### Goal of the exercise:
In the material below, find every line with "Spectral" and pull it out.

### Supplied data:
________________
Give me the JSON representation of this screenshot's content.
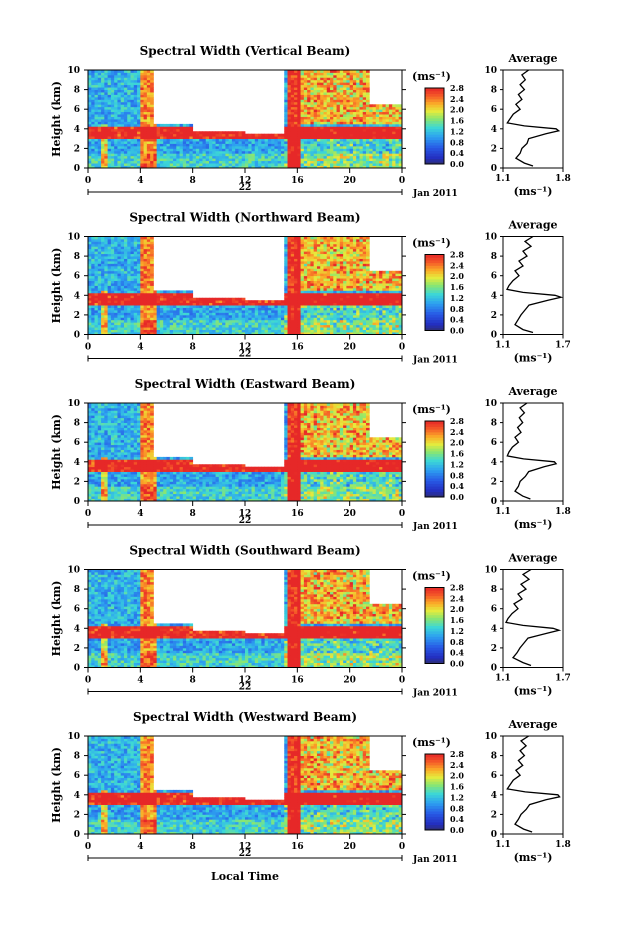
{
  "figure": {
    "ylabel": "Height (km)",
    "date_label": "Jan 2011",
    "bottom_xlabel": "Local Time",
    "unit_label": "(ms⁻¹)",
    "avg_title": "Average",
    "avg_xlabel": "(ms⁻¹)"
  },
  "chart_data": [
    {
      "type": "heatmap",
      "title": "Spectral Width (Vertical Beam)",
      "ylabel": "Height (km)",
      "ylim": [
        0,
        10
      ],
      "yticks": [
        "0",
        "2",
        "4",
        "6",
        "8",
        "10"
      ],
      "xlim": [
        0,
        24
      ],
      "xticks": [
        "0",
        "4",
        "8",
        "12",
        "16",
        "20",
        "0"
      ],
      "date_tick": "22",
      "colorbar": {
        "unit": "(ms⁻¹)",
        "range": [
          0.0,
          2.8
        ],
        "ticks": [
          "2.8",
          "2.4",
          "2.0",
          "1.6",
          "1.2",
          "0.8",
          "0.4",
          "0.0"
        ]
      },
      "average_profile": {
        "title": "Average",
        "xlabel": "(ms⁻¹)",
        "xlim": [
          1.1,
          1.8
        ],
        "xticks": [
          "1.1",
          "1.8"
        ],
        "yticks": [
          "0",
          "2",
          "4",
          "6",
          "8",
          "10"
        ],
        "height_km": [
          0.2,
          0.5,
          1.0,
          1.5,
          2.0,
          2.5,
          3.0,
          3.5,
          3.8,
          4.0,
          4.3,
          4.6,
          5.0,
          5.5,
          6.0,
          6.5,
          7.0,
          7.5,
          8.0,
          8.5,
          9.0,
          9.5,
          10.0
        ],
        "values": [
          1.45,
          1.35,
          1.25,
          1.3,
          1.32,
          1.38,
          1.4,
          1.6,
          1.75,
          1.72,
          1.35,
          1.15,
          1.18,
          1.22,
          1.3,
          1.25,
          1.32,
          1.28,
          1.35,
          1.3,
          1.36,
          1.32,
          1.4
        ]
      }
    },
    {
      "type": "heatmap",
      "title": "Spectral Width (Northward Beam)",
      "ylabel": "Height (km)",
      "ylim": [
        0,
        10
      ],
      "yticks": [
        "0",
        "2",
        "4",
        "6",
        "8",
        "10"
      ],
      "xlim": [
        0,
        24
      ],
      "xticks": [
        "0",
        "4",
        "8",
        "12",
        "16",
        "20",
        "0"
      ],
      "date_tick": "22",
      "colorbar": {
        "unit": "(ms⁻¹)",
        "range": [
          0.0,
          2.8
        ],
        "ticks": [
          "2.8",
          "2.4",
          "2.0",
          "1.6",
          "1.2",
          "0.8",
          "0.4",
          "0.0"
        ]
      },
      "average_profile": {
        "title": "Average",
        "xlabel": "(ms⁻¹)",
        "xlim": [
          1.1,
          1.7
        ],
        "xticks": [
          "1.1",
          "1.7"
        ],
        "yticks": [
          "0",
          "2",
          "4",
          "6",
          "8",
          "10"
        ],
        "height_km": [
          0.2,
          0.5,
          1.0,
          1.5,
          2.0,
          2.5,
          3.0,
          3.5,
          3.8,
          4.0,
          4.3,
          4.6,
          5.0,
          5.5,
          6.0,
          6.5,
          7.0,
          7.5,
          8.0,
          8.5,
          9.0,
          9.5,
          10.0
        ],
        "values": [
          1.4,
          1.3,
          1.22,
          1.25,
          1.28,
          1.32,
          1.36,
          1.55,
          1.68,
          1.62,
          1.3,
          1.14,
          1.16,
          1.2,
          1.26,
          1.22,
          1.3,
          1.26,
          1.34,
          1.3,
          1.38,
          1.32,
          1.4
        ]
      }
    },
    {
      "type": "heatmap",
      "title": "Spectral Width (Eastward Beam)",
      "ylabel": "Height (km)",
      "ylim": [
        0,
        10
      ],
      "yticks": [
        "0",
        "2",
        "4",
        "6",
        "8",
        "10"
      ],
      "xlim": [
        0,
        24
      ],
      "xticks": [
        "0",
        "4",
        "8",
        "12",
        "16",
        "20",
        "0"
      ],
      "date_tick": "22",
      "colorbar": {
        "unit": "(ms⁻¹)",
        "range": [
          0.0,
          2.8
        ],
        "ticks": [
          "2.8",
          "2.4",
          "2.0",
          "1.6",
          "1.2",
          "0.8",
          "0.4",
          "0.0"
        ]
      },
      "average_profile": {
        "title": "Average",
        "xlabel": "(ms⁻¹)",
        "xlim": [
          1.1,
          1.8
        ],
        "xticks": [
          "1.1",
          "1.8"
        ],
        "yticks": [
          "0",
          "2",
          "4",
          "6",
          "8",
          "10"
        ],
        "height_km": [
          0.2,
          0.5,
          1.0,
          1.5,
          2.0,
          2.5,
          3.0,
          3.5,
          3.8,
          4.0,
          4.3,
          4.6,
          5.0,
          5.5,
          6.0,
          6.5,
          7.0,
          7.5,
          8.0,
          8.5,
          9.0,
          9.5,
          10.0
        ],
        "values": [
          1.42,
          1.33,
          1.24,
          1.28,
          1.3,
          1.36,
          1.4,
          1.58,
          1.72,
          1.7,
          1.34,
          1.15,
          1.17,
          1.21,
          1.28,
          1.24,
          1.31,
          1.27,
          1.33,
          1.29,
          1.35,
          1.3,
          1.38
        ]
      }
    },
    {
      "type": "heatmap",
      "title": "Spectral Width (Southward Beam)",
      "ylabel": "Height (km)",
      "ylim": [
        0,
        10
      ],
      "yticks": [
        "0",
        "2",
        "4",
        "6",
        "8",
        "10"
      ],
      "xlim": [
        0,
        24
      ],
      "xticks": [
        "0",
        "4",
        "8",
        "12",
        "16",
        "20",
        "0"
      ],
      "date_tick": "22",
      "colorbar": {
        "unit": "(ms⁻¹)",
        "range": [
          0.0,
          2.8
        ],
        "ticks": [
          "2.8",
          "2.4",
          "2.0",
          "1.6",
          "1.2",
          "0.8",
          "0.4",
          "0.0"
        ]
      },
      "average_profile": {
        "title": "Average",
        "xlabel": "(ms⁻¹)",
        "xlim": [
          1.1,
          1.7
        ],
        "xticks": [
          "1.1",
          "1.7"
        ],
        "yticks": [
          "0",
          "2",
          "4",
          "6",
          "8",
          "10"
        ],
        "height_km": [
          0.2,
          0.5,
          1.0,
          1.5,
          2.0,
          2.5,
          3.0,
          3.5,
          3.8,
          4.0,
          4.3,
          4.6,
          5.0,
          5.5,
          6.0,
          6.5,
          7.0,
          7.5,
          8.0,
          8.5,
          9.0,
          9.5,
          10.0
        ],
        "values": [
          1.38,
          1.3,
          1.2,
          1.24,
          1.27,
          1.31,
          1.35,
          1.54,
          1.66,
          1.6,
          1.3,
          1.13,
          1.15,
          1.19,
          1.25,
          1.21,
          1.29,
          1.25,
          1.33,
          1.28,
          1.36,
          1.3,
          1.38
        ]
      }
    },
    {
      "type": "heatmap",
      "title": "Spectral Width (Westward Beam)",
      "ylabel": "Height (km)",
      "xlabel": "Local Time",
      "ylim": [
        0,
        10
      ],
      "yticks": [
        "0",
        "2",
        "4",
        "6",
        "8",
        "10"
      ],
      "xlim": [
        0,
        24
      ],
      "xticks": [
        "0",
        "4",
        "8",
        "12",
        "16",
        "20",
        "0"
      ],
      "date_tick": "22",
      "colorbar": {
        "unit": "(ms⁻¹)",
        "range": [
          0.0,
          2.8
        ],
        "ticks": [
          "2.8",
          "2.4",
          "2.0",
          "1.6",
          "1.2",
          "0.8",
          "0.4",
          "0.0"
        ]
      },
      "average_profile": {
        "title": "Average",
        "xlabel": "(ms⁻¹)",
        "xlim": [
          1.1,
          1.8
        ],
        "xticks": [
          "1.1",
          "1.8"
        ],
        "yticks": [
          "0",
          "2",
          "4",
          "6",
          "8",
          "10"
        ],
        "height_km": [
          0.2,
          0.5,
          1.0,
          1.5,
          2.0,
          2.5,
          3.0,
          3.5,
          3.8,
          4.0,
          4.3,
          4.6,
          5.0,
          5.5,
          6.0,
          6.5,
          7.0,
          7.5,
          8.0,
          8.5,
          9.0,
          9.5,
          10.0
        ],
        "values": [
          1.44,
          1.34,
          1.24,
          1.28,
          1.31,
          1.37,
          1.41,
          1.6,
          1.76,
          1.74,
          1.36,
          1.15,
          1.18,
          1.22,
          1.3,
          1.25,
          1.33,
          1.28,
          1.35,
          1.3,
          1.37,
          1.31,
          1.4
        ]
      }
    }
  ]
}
________________
### Response to this task:
      "title": "Spectral Width (Vertical Beam)",
      "title": "Spectral Width (Northward Beam)",
      "title": "Spectral Width (Eastward Beam)",
      "title": "Spectral Width (Southward Beam)",
      "title": "Spectral Width (Westward Beam)",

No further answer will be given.